→ What you need to do
Where does the string "грунтовой" appear in the records? Copy every line that contains it.
---- Input data
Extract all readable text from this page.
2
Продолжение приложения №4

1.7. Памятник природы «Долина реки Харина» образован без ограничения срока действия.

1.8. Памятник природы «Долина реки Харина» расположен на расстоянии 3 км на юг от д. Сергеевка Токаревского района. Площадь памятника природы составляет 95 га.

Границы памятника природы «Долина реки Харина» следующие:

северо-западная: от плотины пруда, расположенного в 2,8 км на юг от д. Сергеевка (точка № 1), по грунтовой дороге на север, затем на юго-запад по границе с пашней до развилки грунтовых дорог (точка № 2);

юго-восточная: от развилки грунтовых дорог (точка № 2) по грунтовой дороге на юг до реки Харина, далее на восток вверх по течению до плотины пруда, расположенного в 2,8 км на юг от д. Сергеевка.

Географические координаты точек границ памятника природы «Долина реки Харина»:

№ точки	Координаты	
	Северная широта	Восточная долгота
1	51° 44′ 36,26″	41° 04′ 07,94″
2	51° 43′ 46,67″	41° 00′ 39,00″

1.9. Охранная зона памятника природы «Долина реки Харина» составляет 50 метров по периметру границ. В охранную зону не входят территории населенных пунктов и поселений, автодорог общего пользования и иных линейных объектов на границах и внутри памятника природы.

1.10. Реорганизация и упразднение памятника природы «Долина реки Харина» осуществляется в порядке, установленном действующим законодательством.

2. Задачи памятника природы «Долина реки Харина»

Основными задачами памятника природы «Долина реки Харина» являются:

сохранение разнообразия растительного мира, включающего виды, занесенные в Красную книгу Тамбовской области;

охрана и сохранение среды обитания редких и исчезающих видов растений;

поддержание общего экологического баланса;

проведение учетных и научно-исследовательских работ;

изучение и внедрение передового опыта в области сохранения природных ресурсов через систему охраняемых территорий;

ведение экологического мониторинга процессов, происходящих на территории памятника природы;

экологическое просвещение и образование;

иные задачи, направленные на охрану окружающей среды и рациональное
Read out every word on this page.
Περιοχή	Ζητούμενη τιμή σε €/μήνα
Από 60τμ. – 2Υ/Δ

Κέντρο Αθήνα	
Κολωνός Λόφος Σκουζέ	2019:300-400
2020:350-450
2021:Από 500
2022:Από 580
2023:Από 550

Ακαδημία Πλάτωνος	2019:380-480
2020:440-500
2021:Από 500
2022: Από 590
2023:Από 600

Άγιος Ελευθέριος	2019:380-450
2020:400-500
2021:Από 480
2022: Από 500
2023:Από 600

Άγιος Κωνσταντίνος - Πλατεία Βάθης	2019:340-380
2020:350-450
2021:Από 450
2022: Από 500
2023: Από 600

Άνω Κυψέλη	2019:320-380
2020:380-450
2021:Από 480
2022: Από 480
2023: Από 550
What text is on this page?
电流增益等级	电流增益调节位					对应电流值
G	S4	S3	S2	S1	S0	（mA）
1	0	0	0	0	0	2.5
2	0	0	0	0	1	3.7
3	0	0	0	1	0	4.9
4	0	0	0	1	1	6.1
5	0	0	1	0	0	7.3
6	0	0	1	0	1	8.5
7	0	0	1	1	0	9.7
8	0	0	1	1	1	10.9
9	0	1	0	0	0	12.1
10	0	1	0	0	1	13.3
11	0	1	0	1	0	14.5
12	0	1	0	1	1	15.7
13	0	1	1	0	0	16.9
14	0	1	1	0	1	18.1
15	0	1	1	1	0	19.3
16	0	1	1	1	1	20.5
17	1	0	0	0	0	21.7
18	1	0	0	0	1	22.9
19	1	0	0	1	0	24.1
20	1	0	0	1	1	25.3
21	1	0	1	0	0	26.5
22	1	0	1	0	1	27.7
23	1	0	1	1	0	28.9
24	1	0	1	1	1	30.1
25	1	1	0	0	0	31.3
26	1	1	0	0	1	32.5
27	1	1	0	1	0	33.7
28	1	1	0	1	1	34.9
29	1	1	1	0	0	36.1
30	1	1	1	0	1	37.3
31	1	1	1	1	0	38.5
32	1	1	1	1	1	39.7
--------
→ Full answer
северо-западная: от плотины пруда, расположенного в 2,8 км на юг от д. Сергеевка (точка № 1), по грунтовой дороге на север, затем на юго-запад по границе с пашней до развилки грунтовых дорог (точка № 2);
юго-восточная: от развилки грунтовых дорог (точка № 2) по грунтовой дороге на юг до реки Харина, далее на восток вверх по течению до плотины пруда, расположенного в 2,8 км на юг от д. Сергеевка.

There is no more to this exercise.